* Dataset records
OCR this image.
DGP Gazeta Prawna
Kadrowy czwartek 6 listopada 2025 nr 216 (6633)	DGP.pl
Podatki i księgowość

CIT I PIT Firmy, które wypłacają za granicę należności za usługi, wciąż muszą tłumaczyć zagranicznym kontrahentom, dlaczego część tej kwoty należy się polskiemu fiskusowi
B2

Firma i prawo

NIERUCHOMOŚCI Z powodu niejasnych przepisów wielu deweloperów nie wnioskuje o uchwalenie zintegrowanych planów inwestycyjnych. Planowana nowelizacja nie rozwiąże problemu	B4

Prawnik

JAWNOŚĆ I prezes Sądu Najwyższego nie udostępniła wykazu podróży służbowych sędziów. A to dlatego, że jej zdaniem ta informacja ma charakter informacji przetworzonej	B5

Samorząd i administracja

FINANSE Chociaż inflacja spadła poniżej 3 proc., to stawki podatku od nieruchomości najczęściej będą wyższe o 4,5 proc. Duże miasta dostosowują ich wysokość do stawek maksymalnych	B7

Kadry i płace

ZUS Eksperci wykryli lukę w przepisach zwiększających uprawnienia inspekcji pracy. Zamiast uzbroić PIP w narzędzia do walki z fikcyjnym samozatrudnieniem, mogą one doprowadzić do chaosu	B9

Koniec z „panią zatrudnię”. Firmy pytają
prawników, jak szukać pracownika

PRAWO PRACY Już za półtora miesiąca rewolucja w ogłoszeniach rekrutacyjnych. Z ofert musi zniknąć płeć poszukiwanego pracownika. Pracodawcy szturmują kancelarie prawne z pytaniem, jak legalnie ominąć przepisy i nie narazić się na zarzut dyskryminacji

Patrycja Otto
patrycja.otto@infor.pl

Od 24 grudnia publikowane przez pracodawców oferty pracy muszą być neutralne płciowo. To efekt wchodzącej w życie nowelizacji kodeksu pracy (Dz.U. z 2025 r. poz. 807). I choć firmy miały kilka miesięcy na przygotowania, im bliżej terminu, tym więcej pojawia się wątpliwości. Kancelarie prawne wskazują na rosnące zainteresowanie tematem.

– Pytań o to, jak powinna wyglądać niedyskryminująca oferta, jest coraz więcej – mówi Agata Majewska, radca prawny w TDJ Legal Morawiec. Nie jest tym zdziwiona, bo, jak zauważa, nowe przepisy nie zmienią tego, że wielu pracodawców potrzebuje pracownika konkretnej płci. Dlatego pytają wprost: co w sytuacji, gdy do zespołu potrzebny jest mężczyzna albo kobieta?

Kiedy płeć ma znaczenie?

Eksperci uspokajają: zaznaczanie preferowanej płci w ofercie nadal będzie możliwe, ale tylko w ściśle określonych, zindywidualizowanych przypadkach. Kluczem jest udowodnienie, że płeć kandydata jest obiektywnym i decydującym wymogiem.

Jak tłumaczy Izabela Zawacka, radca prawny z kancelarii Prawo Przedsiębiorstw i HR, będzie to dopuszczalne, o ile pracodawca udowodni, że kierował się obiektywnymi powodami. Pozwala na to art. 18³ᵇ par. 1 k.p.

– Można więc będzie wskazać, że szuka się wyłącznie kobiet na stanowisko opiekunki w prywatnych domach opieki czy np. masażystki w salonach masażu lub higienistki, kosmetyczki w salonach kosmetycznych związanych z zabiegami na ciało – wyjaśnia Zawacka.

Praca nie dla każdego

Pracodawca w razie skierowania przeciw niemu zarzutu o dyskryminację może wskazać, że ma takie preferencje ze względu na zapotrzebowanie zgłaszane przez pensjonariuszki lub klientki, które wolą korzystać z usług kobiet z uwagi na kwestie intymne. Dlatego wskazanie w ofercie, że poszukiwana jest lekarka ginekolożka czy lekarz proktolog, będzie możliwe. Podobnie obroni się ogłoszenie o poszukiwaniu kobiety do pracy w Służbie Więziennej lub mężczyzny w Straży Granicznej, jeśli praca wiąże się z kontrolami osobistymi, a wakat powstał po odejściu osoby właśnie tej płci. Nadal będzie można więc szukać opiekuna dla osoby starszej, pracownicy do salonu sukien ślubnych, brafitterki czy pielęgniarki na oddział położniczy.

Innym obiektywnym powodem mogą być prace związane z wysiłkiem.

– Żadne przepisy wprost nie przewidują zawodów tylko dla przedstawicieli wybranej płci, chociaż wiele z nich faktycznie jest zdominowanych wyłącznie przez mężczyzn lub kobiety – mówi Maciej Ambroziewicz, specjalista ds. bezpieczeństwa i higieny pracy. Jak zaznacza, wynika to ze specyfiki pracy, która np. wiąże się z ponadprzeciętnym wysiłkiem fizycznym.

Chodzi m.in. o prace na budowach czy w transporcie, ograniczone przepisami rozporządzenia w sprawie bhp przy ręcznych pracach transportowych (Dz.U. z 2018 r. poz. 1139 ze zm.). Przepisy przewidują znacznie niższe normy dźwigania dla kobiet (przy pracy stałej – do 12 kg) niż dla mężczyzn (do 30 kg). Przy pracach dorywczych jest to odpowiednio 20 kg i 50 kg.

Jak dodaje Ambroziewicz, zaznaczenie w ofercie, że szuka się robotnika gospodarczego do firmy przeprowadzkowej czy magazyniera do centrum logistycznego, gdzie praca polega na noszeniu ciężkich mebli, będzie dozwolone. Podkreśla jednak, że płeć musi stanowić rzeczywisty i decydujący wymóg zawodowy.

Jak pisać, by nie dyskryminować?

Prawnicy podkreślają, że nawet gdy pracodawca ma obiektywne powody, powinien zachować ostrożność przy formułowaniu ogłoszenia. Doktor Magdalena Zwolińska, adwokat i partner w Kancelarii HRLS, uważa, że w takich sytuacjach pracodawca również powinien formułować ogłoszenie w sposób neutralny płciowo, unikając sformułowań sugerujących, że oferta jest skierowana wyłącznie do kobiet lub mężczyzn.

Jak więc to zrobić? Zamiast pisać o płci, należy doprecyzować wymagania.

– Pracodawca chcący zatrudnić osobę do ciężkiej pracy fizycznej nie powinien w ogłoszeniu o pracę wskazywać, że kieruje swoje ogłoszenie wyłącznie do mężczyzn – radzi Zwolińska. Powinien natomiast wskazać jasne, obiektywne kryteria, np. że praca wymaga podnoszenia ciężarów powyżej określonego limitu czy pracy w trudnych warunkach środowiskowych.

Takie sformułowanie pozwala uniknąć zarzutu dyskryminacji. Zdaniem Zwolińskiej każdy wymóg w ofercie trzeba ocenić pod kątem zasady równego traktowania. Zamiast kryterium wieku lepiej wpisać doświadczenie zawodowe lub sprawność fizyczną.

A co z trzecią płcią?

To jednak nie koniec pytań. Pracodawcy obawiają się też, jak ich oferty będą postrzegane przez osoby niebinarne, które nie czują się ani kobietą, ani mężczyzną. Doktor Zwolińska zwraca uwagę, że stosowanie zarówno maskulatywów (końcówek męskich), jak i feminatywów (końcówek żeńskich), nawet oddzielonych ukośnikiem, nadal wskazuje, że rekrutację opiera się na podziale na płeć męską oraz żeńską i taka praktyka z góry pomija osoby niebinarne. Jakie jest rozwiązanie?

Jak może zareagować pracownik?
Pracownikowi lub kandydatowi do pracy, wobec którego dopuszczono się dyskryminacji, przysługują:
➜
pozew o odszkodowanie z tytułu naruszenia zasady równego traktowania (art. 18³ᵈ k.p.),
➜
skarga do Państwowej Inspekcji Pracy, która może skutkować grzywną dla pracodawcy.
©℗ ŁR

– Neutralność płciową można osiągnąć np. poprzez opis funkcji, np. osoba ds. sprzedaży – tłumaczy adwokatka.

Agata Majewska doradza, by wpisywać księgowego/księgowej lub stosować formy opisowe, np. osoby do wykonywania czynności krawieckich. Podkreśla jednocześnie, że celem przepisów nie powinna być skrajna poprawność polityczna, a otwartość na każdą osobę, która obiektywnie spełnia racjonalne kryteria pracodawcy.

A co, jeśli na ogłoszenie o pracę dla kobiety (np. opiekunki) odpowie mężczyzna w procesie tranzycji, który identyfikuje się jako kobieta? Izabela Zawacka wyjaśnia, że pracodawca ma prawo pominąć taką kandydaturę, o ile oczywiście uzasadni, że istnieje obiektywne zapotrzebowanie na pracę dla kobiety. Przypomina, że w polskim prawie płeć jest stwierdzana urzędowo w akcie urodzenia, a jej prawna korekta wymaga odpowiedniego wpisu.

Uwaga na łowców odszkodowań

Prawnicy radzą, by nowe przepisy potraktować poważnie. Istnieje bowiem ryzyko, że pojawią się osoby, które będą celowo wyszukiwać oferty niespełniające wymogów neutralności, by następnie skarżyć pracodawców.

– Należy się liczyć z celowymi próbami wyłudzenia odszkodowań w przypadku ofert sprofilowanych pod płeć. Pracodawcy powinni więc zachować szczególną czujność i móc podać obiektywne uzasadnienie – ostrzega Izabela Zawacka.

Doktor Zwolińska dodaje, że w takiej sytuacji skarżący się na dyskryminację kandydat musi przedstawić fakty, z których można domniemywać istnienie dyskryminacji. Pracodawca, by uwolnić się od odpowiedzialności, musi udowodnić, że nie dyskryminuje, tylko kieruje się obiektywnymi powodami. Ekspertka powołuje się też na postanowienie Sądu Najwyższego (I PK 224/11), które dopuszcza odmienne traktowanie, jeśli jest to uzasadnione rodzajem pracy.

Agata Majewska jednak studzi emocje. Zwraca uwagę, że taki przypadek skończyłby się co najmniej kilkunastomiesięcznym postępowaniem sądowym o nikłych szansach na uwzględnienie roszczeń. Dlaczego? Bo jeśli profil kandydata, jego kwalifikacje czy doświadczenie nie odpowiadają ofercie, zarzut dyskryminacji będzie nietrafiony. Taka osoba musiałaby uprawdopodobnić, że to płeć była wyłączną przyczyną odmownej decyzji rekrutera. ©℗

* Stated goal
Lines containing "wysiłkiem" are to be counted. State the total and add nothing.

* Solution to the exercise
2